_GIVEN PROBLEM_.
Reproduce every entry exactly, without alteration.

_PROVIDED MATERIAL_.

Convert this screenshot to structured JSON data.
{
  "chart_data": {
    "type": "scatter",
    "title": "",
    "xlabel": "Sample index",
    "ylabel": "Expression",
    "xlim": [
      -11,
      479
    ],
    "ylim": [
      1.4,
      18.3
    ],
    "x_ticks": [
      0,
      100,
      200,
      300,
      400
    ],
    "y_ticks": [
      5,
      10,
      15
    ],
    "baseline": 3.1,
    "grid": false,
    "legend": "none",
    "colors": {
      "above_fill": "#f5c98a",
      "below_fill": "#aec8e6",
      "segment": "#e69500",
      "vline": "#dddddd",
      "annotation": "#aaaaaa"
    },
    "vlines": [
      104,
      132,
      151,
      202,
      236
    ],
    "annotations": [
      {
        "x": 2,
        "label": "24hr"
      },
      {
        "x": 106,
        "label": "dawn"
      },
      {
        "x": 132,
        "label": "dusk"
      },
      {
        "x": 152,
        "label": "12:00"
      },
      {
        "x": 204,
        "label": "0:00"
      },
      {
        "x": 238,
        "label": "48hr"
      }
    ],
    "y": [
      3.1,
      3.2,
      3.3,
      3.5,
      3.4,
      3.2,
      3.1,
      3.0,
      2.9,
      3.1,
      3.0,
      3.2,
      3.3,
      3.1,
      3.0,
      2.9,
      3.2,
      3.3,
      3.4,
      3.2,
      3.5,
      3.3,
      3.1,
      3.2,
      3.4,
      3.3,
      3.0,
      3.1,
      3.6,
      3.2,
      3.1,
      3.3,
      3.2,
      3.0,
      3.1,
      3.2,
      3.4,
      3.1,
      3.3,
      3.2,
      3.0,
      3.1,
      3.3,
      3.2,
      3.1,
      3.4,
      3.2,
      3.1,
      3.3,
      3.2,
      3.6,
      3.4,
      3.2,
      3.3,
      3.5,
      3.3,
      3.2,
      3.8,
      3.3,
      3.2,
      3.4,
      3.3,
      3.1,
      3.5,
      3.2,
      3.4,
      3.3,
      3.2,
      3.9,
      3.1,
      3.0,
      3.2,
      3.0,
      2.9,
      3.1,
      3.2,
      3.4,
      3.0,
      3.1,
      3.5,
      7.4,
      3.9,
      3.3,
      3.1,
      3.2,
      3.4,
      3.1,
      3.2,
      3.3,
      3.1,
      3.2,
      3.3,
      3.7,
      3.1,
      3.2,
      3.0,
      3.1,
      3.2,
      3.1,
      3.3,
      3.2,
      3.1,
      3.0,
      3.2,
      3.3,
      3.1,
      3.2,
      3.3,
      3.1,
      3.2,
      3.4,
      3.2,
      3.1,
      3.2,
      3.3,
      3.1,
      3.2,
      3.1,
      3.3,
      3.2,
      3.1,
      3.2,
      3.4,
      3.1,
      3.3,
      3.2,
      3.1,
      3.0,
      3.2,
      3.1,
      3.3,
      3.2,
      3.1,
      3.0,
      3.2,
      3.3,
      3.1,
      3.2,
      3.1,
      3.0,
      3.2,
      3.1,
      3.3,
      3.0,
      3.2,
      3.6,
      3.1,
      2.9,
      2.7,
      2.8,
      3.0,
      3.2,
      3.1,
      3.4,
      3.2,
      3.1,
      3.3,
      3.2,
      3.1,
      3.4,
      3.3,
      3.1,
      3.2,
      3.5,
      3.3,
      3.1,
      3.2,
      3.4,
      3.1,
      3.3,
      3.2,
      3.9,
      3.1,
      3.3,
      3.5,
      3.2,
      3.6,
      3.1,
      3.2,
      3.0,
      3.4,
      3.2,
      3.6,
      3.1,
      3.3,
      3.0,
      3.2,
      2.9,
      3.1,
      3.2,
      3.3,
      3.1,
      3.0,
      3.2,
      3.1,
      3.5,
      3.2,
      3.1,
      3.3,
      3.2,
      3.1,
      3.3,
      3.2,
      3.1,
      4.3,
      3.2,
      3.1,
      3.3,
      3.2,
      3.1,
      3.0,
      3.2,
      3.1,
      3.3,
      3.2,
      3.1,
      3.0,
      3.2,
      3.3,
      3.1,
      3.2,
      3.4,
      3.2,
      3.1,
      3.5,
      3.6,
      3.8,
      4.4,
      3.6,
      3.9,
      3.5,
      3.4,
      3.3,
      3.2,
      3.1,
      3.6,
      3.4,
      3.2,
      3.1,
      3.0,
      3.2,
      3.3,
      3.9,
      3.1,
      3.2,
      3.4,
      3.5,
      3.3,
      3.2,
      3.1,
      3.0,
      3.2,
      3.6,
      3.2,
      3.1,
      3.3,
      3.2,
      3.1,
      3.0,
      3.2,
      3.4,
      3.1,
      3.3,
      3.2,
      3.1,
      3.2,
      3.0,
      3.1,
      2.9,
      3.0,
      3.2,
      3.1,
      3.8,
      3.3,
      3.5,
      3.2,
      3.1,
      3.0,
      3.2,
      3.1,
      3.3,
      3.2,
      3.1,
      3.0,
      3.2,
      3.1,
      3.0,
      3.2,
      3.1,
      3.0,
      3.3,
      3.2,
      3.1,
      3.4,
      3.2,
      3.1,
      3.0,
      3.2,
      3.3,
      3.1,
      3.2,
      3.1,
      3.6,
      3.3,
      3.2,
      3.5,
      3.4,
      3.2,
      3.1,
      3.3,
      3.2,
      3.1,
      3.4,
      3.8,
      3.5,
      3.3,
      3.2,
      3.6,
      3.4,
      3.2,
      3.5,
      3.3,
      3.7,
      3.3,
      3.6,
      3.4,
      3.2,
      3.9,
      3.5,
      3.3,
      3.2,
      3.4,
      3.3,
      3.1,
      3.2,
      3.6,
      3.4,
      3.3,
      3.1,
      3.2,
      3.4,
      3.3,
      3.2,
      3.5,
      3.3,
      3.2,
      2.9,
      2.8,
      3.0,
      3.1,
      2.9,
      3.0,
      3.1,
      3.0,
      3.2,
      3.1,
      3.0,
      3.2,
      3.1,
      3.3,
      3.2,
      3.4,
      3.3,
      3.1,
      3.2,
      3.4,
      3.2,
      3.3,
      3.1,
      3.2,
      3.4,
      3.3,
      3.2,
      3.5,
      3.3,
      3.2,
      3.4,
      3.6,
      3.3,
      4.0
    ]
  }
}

_FINAL RESULT_.
Convert this screenshot to structured JSON data.
{
  "chart_data": {
    "type": "scatter",
    "title": "",
    "xlabel": "Sample index",
    "ylabel": "Expression",
    "xlim": [
      -11,
      479
    ],
    "ylim": [
      1.4,
      18.3
    ],
    "x_ticks": [
      0,
      100,
      200,
      300,
      400
    ],
    "y_ticks": [
      5,
      10,
      15
    ],
    "baseline": 3.1,
    "grid": false,
    "legend": "none",
    "colors": {
      "above_fill": "#f5c98a",
      "below_fill": "#aec8e6",
      "segment": "#e69500",
      "vline": "#dddddd",
      "annotation": "#aaaaaa"
    },
    "vlines": [
      104,
      132,
      151,
      202,
      236
    ],
    "annotations": [
      {
        "x": 2,
        "label": "24hr"
      },
      {
        "x": 106,
        "label": "dawn"
      },
      {
        "x": 132,
        "label": "dusk"
      },
      {
        "x": 152,
        "label": "12:00"
      },
      {
        "x": 204,
        "label": "0:00"
      },
      {
        "x": 238,
        "label": "48hr"
      }
    ],
    "y": [
      3.1,
      3.2,
      3.3,
      3.5,
      3.4,
      3.2,
      3.1,
      3.0,
      2.9,
      3.1,
      3.0,
      3.2,
      3.3,
      3.1,
      3.0,
      2.9,
      3.2,
      3.3,
      3.4,
      3.2,
      3.5,
      3.3,
      3.1,
      3.2,
      3.4,
      3.3,
      3.0,
      3.1,
      3.6,
      3.2,
      3.1,
      3.3,
      3.2,
      3.0,
      3.1,
      3.2,
      3.4,
      3.1,
      3.3,
      3.2,
      3.0,
      3.1,
      3.3,
      3.2,
      3.1,
      3.4,
      3.2,
      3.1,
      3.3,
      3.2,
      3.6,
      3.4,
      3.2,
      3.3,
      3.5,
      3.3,
      3.2,
      3.8,
      3.3,
      3.2,
      3.4,
      3.3,
      3.1,
      3.5,
      3.2,
      3.4,
      3.3,
      3.2,
      3.9,
      3.1,
      3.0,
      3.2,
      3.0,
      2.9,
      3.1,
      3.2,
      3.4,
      3.0,
      3.1,
      3.5,
      7.4,
      3.9,
      3.3,
      3.1,
      3.2,
      3.4,
      3.1,
      3.2,
      3.3,
      3.1,
      3.2,
      3.3,
      3.7,
      3.1,
      3.2,
      3.0,
      3.1,
      3.2,
      3.1,
      3.3,
      3.2,
      3.1,
      3.0,
      3.2,
      3.3,
      3.1,
      3.2,
      3.3,
      3.1,
      3.2,
      3.4,
      3.2,
      3.1,
      3.2,
      3.3,
      3.1,
      3.2,
      3.1,
      3.3,
      3.2,
      3.1,
      3.2,
      3.4,
      3.1,
      3.3,
      3.2,
      3.1,
      3.0,
      3.2,
      3.1,
      3.3,
      3.2,
      3.1,
      3.0,
      3.2,
      3.3,
      3.1,
      3.2,
      3.1,
      3.0,
      3.2,
      3.1,
      3.3,
      3.0,
      3.2,
      3.6,
      3.1,
      2.9,
      2.7,
      2.8,
      3.0,
      3.2,
      3.1,
      3.4,
      3.2,
      3.1,
      3.3,
      3.2,
      3.1,
      3.4,
      3.3,
      3.1,
      3.2,
      3.5,
      3.3,
      3.1,
      3.2,
      3.4,
      3.1,
      3.3,
      3.2,
      3.9,
      3.1,
      3.3,
      3.5,
      3.2,
      3.6,
      3.1,
      3.2,
      3.0,
      3.4,
      3.2,
      3.6,
      3.1,
      3.3,
      3.0,
      3.2,
      2.9,
      3.1,
      3.2,
      3.3,
      3.1,
      3.0,
      3.2,
      3.1,
      3.5,
      3.2,
      3.1,
      3.3,
      3.2,
      3.1,
      3.3,
      3.2,
      3.1,
      4.3,
      3.2,
      3.1,
      3.3,
      3.2,
      3.1,
      3.0,
      3.2,
      3.1,
      3.3,
      3.2,
      3.1,
      3.0,
      3.2,
      3.3,
      3.1,
      3.2,
      3.4,
      3.2,
      3.1,
      3.5,
      3.6,
      3.8,
      4.4,
      3.6,
      3.9,
      3.5,
      3.4,
      3.3,
      3.2,
      3.1,
      3.6,
      3.4,
      3.2,
      3.1,
      3.0,
      3.2,
      3.3,
      3.9,
      3.1,
      3.2,
      3.4,
      3.5,
      3.3,
      3.2,
      3.1,
      3.0,
      3.2,
      3.6,
      3.2,
      3.1,
      3.3,
      3.2,
      3.1,
      3.0,
      3.2,
      3.4,
      3.1,
      3.3,
      3.2,
      3.1,
      3.2,
      3.0,
      3.1,
      2.9,
      3.0,
      3.2,
      3.1,
      3.8,
      3.3,
      3.5,
      3.2,
      3.1,
      3.0,
      3.2,
      3.1,
      3.3,
      3.2,
      3.1,
      3.0,
      3.2,
      3.1,
      3.0,
      3.2,
      3.1,
      3.0,
      3.3,
      3.2,
      3.1,
      3.4,
      3.2,
      3.1,
      3.0,
      3.2,
      3.3,
      3.1,
      3.2,
      3.1,
      3.6,
      3.3,
      3.2,
      3.5,
      3.4,
      3.2,
      3.1,
      3.3,
      3.2,
      3.1,
      3.4,
      3.8,
      3.5,
      3.3,
      3.2,
      3.6,
      3.4,
      3.2,
      3.5,
      3.3,
      3.7,
      3.3,
      3.6,
      3.4,
      3.2,
      3.9,
      3.5,
      3.3,
      3.2,
      3.4,
      3.3,
      3.1,
      3.2,
      3.6,
      3.4,
      3.3,
      3.1,
      3.2,
      3.4,
      3.3,
      3.2,
      3.5,
      3.3,
      3.2,
      2.9,
      2.8,
      3.0,
      3.1,
      2.9,
      3.0,
      3.1,
      3.0,
      3.2,
      3.1,
      3.0,
      3.2,
      3.1,
      3.3,
      3.2,
      3.4,
      3.3,
      3.1,
      3.2,
      3.4,
      3.2,
      3.3,
      3.1,
      3.2,
      3.4,
      3.3,
      3.2,
      3.5,
      3.3,
      3.2,
      3.4,
      3.6,
      3.3,
      4.0
    ]
  }
}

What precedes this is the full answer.